=== Recorded data ===
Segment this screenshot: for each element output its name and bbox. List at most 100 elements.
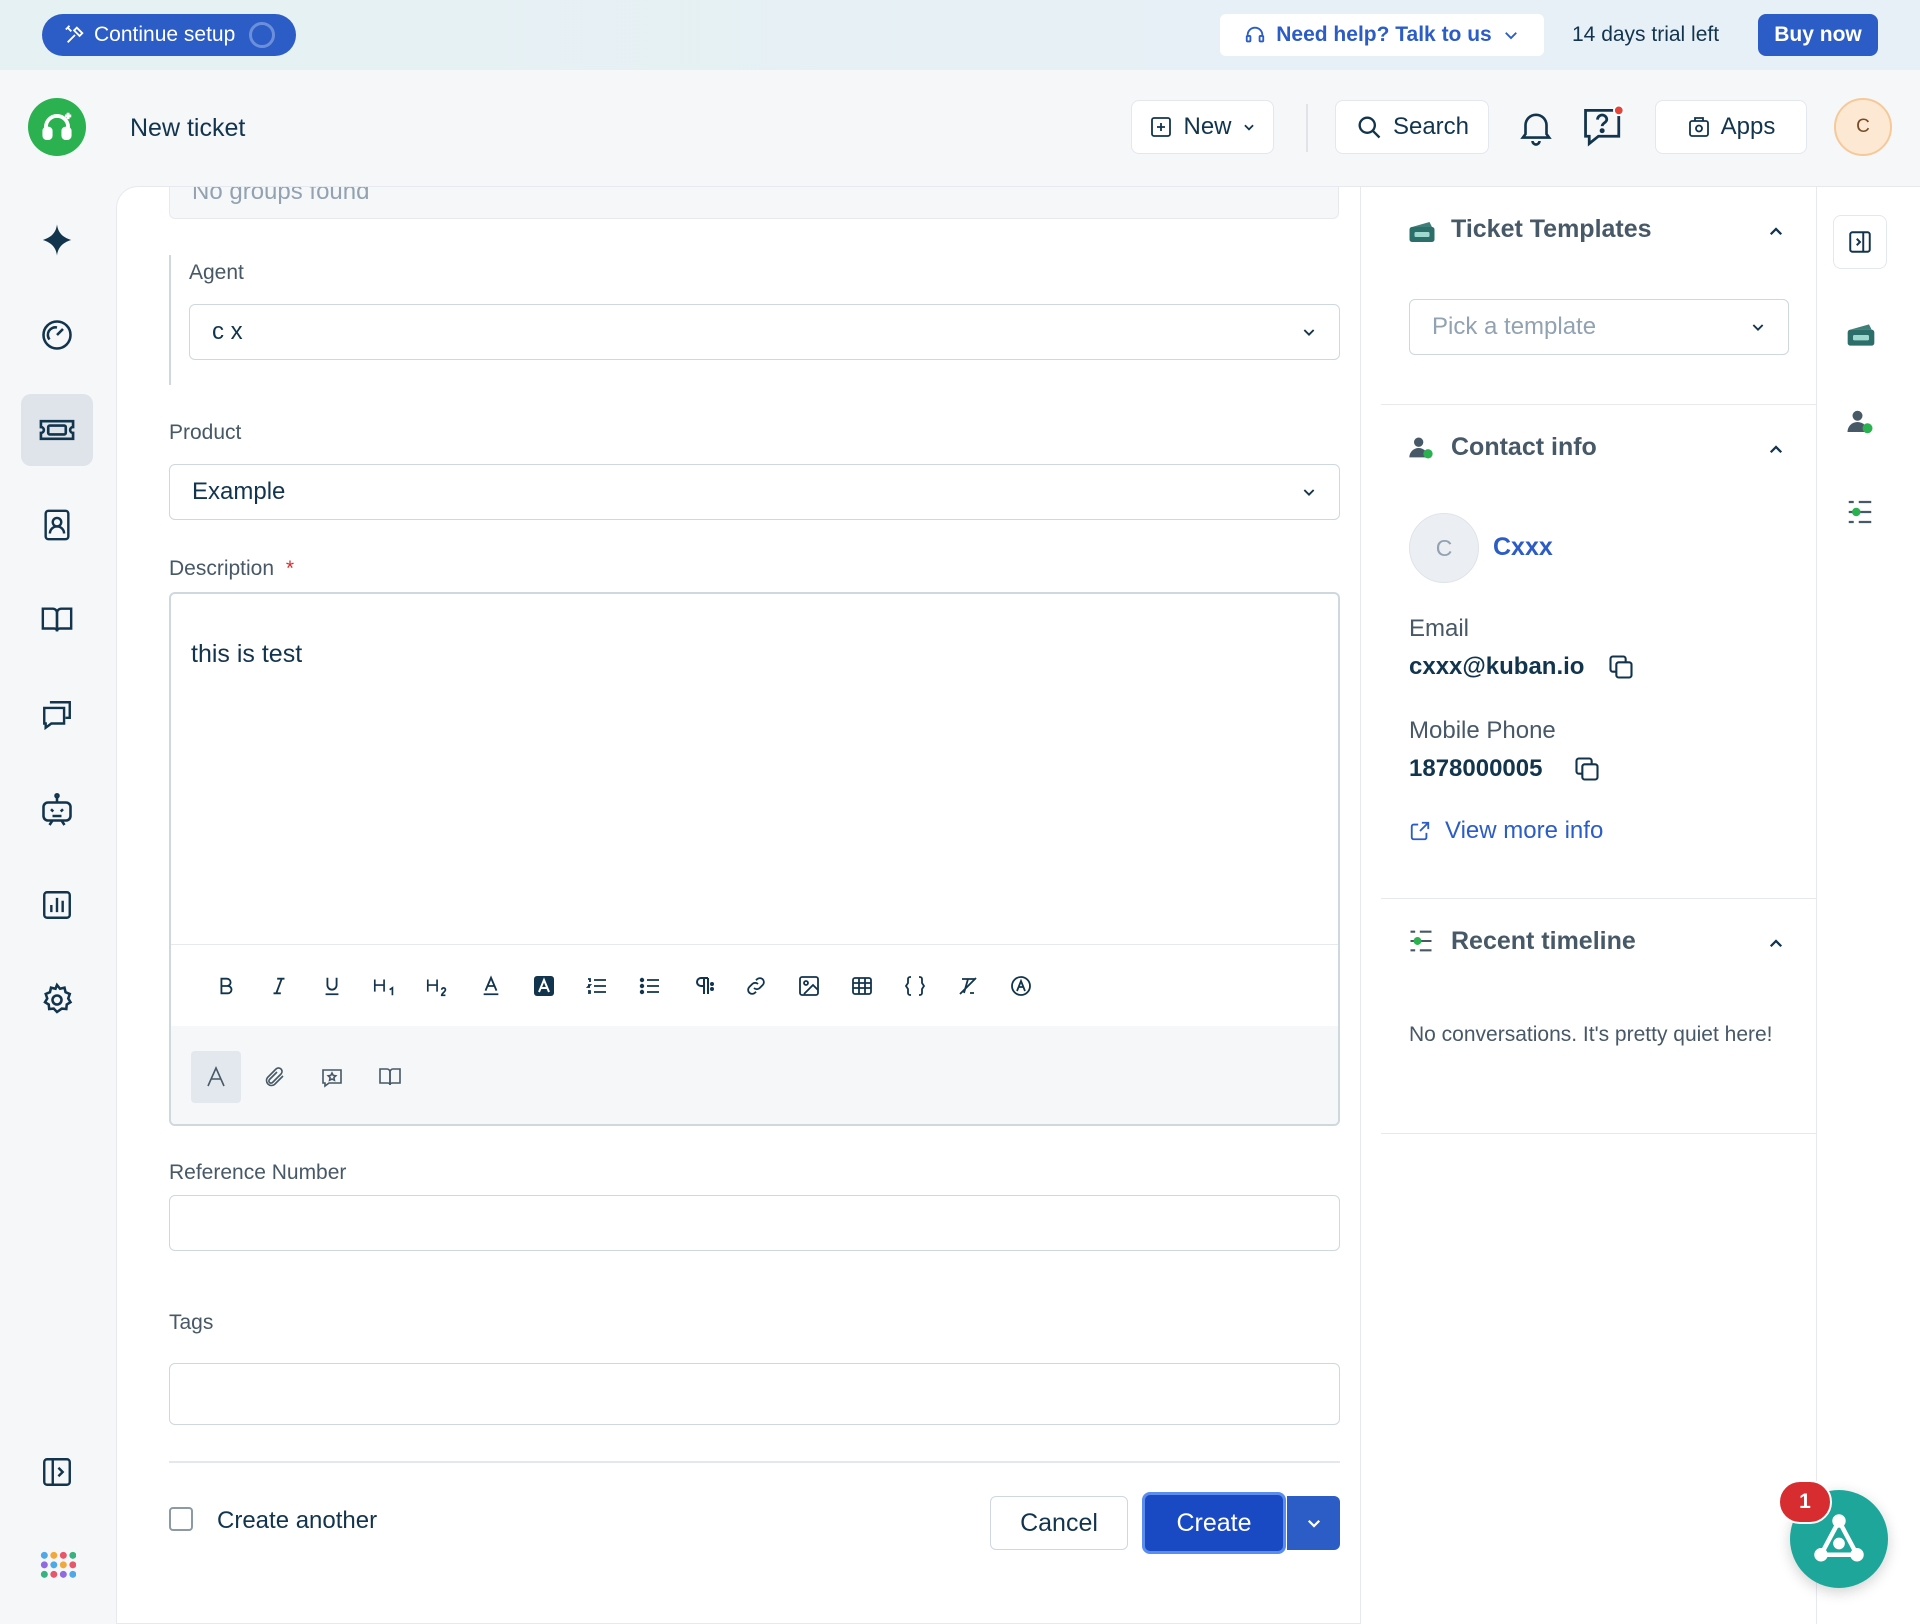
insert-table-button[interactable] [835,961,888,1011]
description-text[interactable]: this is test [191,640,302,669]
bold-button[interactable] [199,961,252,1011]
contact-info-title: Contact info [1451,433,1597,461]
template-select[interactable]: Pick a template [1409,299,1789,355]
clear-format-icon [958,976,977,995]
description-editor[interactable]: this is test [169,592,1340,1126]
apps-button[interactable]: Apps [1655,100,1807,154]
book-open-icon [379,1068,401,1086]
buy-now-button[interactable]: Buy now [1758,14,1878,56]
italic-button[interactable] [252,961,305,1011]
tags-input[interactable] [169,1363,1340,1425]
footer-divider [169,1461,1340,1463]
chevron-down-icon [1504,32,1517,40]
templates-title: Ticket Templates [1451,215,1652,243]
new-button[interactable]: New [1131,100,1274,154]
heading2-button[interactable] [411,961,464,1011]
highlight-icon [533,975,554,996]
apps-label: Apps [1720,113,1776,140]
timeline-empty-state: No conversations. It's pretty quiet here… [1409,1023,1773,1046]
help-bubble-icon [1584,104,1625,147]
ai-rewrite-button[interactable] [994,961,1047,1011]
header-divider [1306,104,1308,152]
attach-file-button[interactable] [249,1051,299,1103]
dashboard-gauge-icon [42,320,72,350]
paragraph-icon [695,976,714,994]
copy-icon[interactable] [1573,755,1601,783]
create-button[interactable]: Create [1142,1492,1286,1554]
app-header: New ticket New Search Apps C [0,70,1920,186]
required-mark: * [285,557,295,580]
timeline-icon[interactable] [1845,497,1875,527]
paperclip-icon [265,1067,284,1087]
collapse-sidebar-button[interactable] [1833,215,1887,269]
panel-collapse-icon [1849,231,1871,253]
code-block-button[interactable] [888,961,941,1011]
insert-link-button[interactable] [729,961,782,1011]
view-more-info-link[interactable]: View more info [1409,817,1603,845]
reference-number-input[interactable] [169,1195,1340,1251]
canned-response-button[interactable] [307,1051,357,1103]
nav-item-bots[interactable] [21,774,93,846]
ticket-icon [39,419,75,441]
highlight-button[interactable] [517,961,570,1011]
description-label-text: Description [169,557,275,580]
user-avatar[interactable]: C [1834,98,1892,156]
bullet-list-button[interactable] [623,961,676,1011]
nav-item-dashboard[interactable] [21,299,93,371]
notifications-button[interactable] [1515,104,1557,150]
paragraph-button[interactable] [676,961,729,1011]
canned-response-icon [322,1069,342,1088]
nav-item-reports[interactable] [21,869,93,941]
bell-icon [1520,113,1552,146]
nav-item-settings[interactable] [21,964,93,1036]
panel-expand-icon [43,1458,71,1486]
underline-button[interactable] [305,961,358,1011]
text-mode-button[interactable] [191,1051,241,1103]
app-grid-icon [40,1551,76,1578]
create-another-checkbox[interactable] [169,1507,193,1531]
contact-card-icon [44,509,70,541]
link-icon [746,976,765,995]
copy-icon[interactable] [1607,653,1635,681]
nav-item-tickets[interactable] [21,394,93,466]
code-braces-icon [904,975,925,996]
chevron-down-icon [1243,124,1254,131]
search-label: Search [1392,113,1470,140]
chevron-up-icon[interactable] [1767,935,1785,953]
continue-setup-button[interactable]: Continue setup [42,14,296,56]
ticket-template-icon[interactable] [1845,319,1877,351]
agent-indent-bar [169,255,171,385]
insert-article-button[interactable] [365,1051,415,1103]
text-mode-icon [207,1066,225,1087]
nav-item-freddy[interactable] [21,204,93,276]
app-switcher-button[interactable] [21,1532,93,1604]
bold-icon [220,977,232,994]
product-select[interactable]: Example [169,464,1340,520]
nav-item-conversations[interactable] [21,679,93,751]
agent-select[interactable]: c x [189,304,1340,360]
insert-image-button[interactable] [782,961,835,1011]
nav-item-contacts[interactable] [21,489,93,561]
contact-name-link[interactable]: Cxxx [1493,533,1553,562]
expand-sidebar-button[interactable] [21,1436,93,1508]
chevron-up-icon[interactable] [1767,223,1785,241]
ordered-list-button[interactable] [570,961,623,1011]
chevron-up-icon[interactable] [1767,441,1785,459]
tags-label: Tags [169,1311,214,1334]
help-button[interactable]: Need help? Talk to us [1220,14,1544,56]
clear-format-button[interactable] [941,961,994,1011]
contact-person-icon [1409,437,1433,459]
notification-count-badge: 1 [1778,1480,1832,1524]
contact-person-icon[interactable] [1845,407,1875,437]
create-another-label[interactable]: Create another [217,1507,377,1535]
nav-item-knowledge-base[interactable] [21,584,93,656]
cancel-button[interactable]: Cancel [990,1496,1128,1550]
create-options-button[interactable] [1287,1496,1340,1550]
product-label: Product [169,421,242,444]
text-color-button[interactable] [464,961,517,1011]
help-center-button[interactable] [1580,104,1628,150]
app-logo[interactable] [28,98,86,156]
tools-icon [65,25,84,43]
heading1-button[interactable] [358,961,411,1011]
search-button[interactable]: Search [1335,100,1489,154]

=== Work to be completed ===
Copy the part of the rows that opens with the line containing "insert-table-button[interactable] [835,961,888,1011]" and closes with the line containing "attach-file-button[interactable] [249,1051,299,1103]", including both of those lines, keeping every line identical to the original.

=== Answer for this exercise ===
insert-table-button[interactable] [835,961,888,1011]
description-text[interactable]: this is test [191,640,302,669]
bold-button[interactable] [199,961,252,1011]
contact-info-title: Contact info [1451,433,1597,461]
template-select[interactable]: Pick a template [1409,299,1789,355]
clear-format-icon [958,976,977,995]
description-editor[interactable]: this is test [169,592,1340,1126]
apps-button[interactable]: Apps [1655,100,1807,154]
book-open-icon [379,1068,401,1086]
buy-now-button[interactable]: Buy now [1758,14,1878,56]
italic-button[interactable] [252,961,305,1011]
tags-input[interactable] [169,1363,1340,1425]
footer-divider [169,1461,1340,1463]
chevron-down-icon [1504,32,1517,40]
templates-title: Ticket Templates [1451,215,1652,243]
new-button[interactable]: New [1131,100,1274,154]
heading2-button[interactable] [411,961,464,1011]
highlight-icon [533,975,554,996]
apps-label: Apps [1720,113,1776,140]
timeline-empty-state: No conversations. It's pretty quiet here… [1409,1023,1773,1046]
help-bubble-icon [1584,104,1625,147]
ai-rewrite-button[interactable] [994,961,1047,1011]
header-divider [1306,104,1308,152]
attach-file-button[interactable] [249,1051,299,1103]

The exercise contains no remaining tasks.